## Stored data
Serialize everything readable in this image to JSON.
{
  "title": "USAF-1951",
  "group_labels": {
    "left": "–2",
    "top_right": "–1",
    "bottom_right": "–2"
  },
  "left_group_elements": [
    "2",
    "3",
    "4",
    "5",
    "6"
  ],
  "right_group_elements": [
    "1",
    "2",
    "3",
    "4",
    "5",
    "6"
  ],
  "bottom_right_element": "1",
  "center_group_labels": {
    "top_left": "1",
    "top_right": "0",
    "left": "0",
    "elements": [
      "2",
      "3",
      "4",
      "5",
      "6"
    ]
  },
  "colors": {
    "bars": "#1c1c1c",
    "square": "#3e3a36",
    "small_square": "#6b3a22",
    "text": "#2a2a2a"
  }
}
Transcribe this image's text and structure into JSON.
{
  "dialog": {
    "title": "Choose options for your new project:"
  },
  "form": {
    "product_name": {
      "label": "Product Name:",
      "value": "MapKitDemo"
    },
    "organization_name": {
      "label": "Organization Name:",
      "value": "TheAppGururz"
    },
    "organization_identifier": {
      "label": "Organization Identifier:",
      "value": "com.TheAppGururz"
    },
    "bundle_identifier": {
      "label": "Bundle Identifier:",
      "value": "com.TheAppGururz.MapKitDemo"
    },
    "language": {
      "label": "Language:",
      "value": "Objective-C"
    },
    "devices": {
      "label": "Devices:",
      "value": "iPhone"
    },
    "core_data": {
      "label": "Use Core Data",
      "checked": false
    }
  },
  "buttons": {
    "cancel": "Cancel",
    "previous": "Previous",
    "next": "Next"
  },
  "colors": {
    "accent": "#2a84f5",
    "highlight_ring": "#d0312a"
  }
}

## PROBLEM STATEMENT
Transcribe the whole listing with nothing added or left out.

## ANSWER TO THIS PROBLEM
Serialize everything readable in this image to JSON.
{
  "title": "USAF-1951",
  "group_labels": {
    "left": "–2",
    "top_right": "–1",
    "bottom_right": "–2"
  },
  "left_group_elements": [
    "2",
    "3",
    "4",
    "5",
    "6"
  ],
  "right_group_elements": [
    "1",
    "2",
    "3",
    "4",
    "5",
    "6"
  ],
  "bottom_right_element": "1",
  "center_group_labels": {
    "top_left": "1",
    "top_right": "0",
    "left": "0",
    "elements": [
      "2",
      "3",
      "4",
      "5",
      "6"
    ]
  },
  "colors": {
    "bars": "#1c1c1c",
    "square": "#3e3a36",
    "small_square": "#6b3a22",
    "text": "#2a2a2a"
  }
}
Transcribe this image's text and structure into JSON.
{
  "dialog": {
    "title": "Choose options for your new project:"
  },
  "form": {
    "product_name": {
      "label": "Product Name:",
      "value": "MapKitDemo"
    },
    "organization_name": {
      "label": "Organization Name:",
      "value": "TheAppGururz"
    },
    "organization_identifier": {
      "label": "Organization Identifier:",
      "value": "com.TheAppGururz"
    },
    "bundle_identifier": {
      "label": "Bundle Identifier:",
      "value": "com.TheAppGururz.MapKitDemo"
    },
    "language": {
      "label": "Language:",
      "value": "Objective-C"
    },
    "devices": {
      "label": "Devices:",
      "value": "iPhone"
    },
    "core_data": {
      "label": "Use Core Data",
      "checked": false
    }
  },
  "buttons": {
    "cancel": "Cancel",
    "previous": "Previous",
    "next": "Next"
  },
  "colors": {
    "accent": "#2a84f5",
    "highlight_ring": "#d0312a"
  }
}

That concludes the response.